Given instruction >>
Using the entries that follow, count the lines containing the word "this" and give that number by itself.

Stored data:

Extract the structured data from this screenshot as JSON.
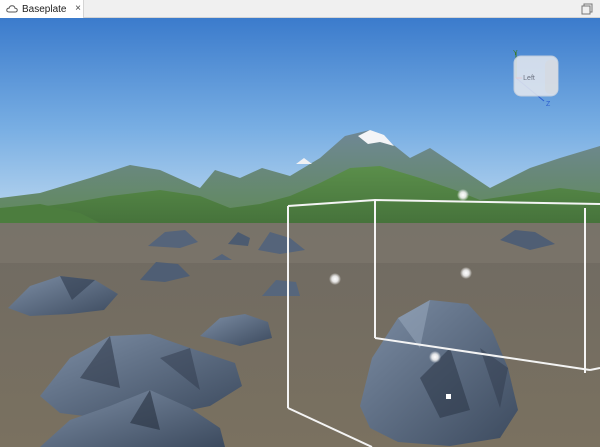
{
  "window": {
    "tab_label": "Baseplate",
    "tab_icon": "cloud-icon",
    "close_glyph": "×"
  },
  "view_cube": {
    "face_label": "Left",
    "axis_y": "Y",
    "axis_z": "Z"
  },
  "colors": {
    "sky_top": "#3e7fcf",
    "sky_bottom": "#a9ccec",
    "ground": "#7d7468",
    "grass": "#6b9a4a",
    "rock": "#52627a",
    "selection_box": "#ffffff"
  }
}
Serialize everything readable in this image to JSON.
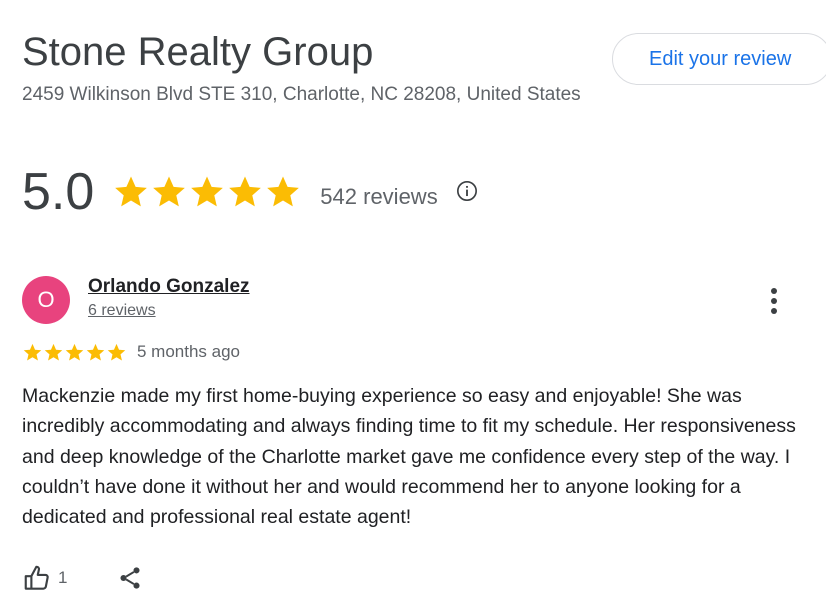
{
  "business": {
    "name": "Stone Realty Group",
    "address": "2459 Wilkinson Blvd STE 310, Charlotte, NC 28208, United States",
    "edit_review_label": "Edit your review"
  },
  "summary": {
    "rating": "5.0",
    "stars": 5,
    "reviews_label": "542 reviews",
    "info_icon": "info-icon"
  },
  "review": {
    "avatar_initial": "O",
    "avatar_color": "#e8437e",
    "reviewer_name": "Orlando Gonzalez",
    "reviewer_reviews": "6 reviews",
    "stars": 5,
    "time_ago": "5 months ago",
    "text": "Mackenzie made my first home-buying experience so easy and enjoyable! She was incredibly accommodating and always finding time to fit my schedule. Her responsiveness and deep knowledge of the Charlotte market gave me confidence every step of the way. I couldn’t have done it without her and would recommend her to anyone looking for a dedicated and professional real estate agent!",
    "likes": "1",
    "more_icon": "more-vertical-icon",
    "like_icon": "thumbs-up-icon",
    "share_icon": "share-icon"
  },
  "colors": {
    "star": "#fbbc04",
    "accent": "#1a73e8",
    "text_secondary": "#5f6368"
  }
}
==
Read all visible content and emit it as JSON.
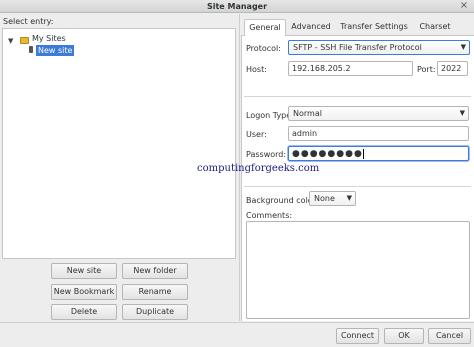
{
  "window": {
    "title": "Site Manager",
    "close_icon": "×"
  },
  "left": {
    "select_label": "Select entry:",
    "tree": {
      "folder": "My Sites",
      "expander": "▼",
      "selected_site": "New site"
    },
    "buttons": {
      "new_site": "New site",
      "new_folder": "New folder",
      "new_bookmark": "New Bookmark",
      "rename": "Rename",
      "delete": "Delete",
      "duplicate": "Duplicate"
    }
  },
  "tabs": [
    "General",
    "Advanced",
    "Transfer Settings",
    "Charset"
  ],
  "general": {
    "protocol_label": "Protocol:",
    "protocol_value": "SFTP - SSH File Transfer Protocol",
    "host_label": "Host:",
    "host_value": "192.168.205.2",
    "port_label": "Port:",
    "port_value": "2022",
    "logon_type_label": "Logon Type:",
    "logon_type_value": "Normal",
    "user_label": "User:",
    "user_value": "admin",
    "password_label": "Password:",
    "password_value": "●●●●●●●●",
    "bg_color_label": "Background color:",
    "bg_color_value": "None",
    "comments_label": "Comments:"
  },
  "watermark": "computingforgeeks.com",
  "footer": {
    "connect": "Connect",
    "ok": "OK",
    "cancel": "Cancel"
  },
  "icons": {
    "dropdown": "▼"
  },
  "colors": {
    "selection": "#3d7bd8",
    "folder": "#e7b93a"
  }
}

Correct result >>
2